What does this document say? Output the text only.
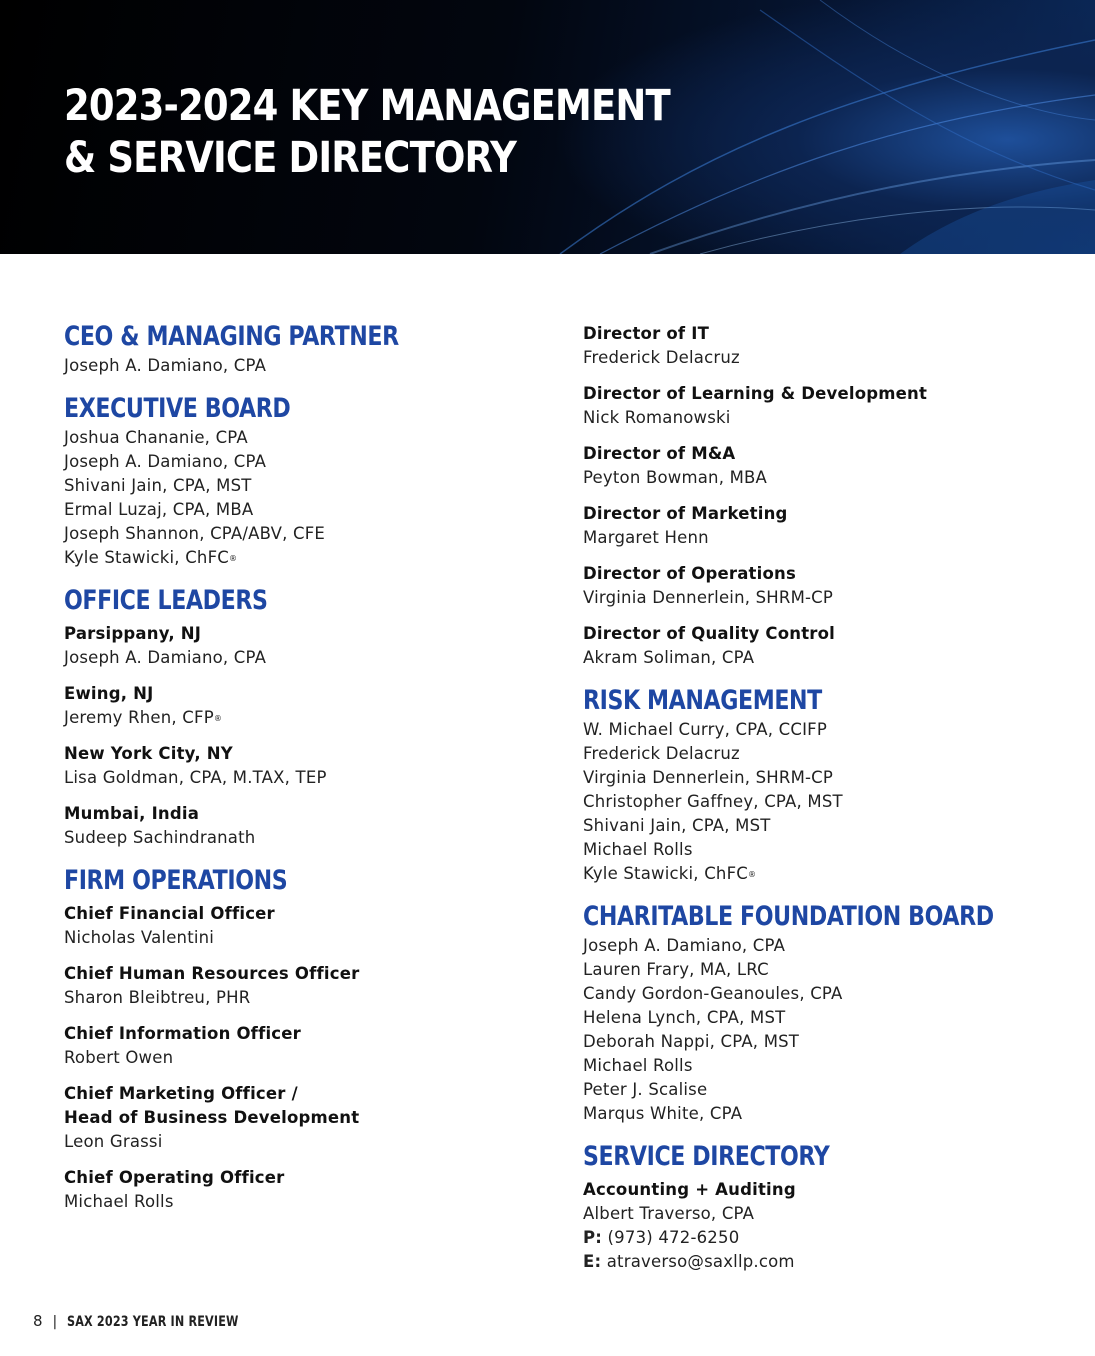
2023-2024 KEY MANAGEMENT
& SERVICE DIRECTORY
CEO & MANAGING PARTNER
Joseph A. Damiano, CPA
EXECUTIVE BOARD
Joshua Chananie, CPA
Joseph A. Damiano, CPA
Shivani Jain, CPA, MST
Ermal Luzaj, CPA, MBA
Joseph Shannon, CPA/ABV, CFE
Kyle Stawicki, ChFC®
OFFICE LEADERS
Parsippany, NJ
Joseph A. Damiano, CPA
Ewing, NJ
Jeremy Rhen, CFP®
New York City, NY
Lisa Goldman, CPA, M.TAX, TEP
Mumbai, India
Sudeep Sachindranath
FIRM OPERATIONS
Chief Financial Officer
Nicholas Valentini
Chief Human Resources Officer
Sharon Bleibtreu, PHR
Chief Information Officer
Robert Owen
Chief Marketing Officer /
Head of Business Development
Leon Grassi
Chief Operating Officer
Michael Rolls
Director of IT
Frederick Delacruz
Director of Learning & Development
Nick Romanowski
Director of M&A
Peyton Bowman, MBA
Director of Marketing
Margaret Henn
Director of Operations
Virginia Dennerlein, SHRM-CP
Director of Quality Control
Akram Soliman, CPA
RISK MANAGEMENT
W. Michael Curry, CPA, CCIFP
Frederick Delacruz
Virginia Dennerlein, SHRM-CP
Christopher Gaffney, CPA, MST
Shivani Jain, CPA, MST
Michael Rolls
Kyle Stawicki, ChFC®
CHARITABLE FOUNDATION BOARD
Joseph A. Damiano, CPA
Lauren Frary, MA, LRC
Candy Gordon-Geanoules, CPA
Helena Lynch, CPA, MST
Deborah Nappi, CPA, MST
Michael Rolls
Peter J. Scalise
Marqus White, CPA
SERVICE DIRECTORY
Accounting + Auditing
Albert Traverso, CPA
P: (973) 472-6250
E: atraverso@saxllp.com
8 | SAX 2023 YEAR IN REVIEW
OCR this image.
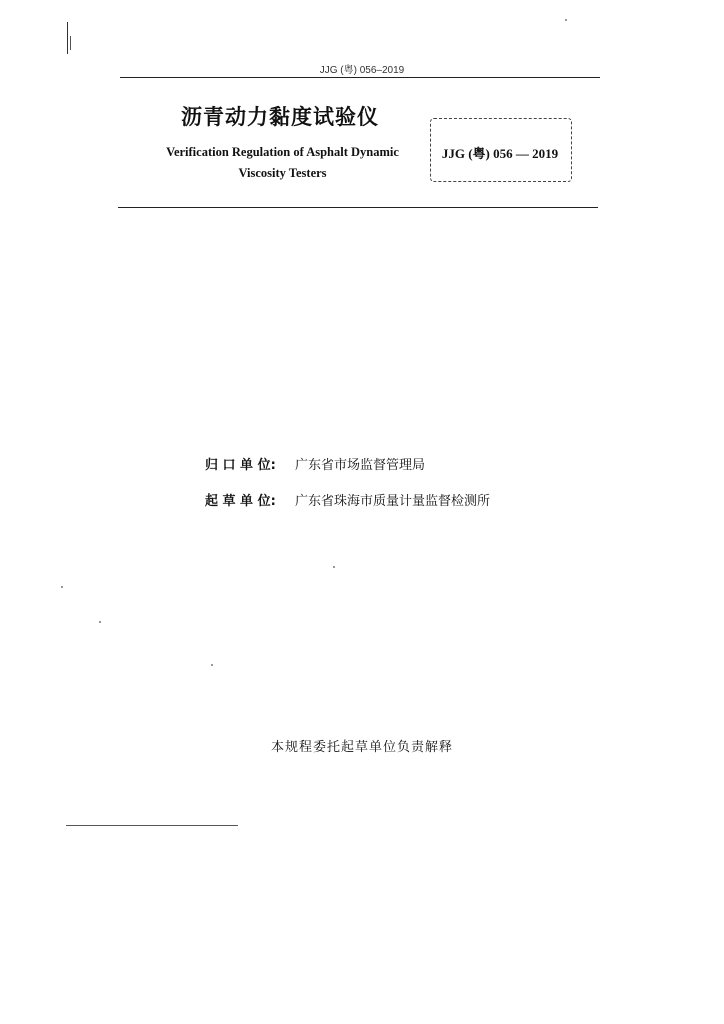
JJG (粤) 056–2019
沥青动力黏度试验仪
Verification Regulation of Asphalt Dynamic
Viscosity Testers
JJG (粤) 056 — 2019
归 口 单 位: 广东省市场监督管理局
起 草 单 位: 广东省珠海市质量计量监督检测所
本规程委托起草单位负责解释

###

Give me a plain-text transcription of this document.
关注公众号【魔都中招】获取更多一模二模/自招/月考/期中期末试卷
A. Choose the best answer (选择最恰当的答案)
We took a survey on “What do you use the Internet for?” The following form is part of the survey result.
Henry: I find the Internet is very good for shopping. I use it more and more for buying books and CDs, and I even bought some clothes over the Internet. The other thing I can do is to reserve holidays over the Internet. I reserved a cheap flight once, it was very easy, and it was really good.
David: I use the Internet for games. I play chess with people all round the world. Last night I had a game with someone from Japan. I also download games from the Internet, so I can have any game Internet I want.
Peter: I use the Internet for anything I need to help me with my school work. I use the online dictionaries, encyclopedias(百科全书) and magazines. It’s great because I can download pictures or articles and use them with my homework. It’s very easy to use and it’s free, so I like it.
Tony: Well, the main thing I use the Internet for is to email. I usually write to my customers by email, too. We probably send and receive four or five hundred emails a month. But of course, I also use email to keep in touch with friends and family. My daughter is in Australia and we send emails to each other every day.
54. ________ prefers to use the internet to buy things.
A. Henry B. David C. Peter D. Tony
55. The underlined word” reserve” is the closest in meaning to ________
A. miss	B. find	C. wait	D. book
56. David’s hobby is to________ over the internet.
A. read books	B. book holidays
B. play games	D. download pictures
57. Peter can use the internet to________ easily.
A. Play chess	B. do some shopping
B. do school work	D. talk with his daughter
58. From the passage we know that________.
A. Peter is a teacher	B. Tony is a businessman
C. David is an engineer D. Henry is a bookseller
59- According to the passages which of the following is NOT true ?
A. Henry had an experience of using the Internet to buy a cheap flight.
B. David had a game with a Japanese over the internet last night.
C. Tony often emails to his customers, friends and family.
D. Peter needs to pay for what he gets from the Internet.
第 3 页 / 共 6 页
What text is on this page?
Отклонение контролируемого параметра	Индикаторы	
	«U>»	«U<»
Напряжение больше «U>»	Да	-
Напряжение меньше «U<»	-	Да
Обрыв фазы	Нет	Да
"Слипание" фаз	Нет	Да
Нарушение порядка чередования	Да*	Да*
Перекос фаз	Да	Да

###

EXERCISE
Pick out the lines above that hold the string "document" and show them.

RESULT BELOW
What does this document say? Output the text only.
Give me a plain-text transcription of this document.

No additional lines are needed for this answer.